Dataset items

--- Begin ---

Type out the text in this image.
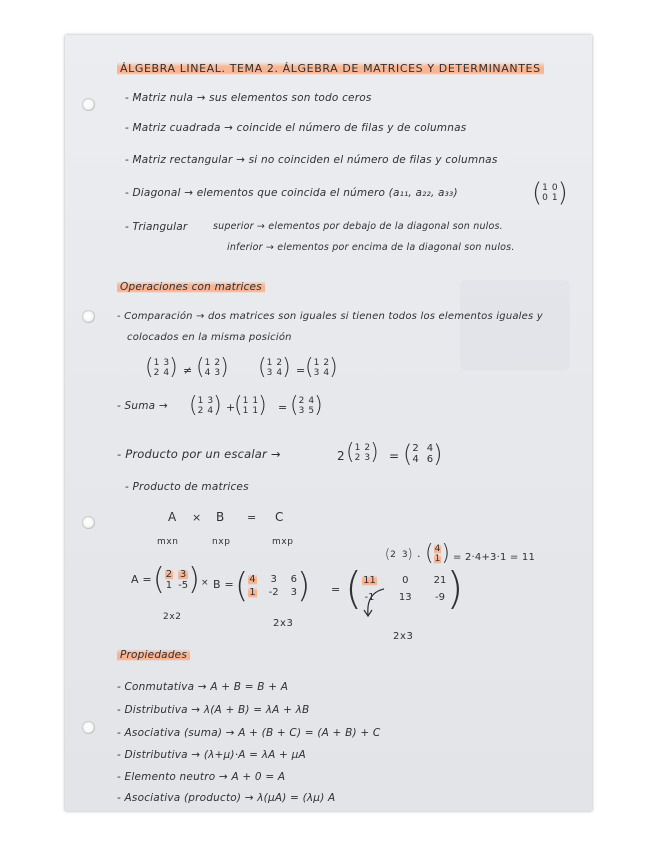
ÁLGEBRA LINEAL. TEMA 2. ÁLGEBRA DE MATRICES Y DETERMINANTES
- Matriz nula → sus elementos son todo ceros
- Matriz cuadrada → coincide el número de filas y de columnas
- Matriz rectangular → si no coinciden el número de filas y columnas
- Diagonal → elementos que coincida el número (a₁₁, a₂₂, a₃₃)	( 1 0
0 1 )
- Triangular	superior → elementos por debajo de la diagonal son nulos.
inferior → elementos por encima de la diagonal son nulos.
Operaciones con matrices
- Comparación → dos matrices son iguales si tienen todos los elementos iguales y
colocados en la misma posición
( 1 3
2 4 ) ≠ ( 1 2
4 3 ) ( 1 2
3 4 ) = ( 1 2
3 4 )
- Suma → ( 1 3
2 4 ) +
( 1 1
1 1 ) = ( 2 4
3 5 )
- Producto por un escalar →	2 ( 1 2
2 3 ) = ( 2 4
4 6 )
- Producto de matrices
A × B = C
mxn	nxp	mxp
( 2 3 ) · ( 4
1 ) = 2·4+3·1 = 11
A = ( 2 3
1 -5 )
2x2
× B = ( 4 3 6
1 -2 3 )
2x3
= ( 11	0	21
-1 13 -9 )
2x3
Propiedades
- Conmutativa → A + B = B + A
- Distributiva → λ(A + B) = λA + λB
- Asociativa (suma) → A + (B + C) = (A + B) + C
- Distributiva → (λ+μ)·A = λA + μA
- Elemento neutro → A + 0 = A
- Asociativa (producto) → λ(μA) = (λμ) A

--- End ---
--- Begin ---

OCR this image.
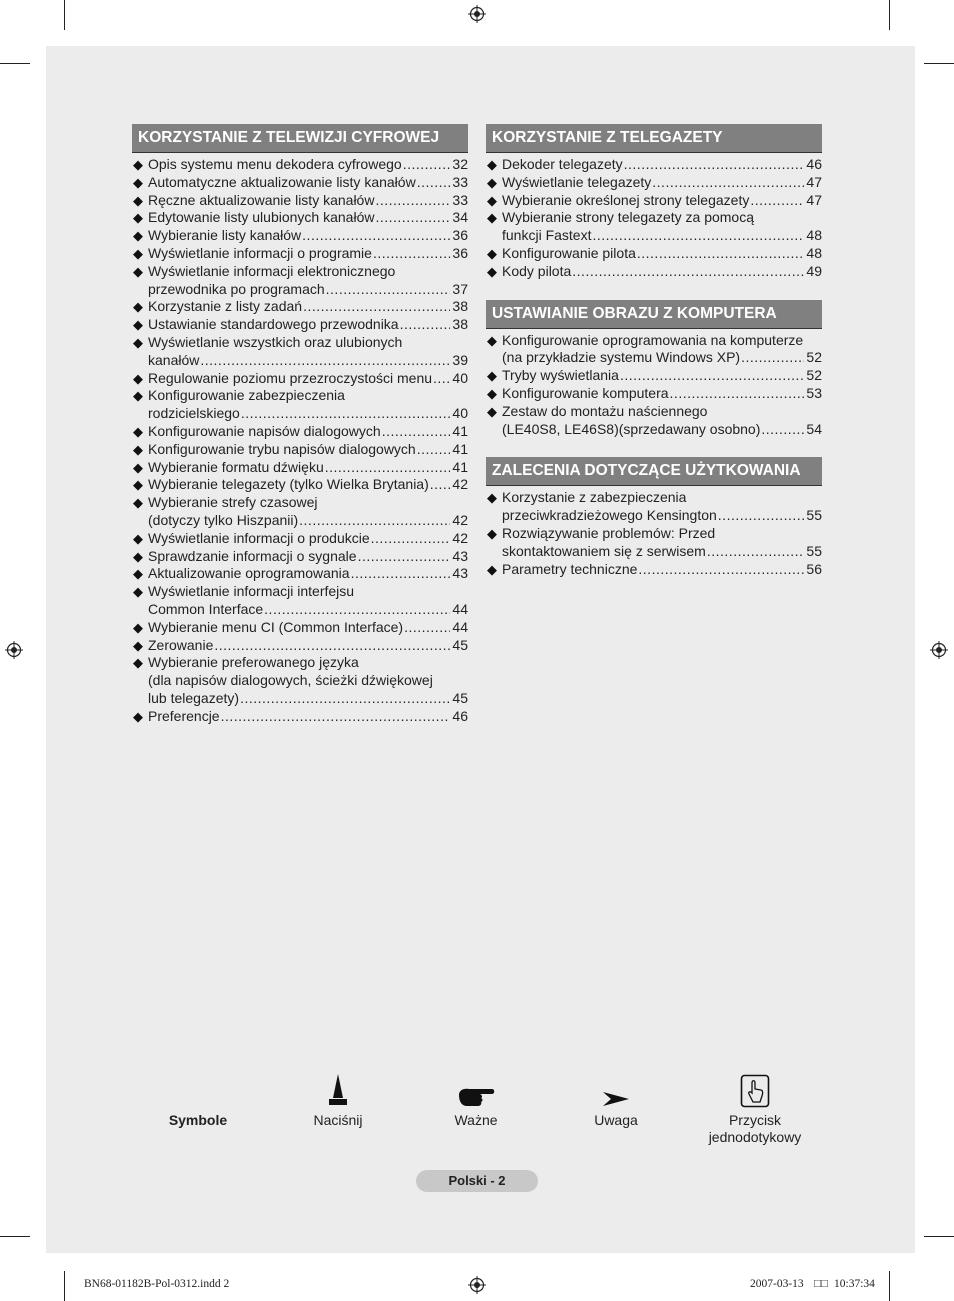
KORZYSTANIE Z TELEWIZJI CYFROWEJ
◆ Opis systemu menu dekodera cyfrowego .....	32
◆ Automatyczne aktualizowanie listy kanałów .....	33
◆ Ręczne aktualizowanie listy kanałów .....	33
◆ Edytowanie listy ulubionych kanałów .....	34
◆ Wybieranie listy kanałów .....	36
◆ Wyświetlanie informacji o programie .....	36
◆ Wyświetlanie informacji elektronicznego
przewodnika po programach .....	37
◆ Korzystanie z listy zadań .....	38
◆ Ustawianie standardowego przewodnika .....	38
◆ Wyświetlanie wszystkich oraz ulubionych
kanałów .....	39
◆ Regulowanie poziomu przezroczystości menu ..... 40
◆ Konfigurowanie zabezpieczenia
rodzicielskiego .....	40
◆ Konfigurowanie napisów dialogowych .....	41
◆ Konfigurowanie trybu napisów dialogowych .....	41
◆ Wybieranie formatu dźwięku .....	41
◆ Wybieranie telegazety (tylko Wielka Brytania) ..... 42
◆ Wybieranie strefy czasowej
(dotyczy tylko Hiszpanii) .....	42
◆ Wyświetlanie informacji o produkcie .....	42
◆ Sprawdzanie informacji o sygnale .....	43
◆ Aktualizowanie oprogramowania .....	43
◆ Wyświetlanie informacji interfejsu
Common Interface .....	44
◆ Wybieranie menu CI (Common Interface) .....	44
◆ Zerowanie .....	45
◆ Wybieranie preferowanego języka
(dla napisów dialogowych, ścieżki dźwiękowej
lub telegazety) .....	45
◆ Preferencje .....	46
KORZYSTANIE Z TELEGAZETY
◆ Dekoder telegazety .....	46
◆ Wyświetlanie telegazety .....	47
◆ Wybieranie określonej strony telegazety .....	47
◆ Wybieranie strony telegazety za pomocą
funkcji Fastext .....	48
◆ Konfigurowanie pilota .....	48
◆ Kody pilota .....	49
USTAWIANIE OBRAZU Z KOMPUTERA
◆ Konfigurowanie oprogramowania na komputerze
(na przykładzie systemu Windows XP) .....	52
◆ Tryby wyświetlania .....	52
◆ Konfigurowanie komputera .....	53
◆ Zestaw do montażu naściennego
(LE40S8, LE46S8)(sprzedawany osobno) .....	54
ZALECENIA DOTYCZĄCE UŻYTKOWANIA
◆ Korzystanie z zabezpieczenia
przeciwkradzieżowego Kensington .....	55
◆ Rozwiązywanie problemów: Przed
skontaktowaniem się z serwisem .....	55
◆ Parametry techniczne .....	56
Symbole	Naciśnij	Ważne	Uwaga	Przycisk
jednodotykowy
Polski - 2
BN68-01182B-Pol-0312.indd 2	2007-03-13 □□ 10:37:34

--- End ---

Given problem = Count every line in the data that contains the word "Matriz", then give that count and nothing else.

Correct response = 3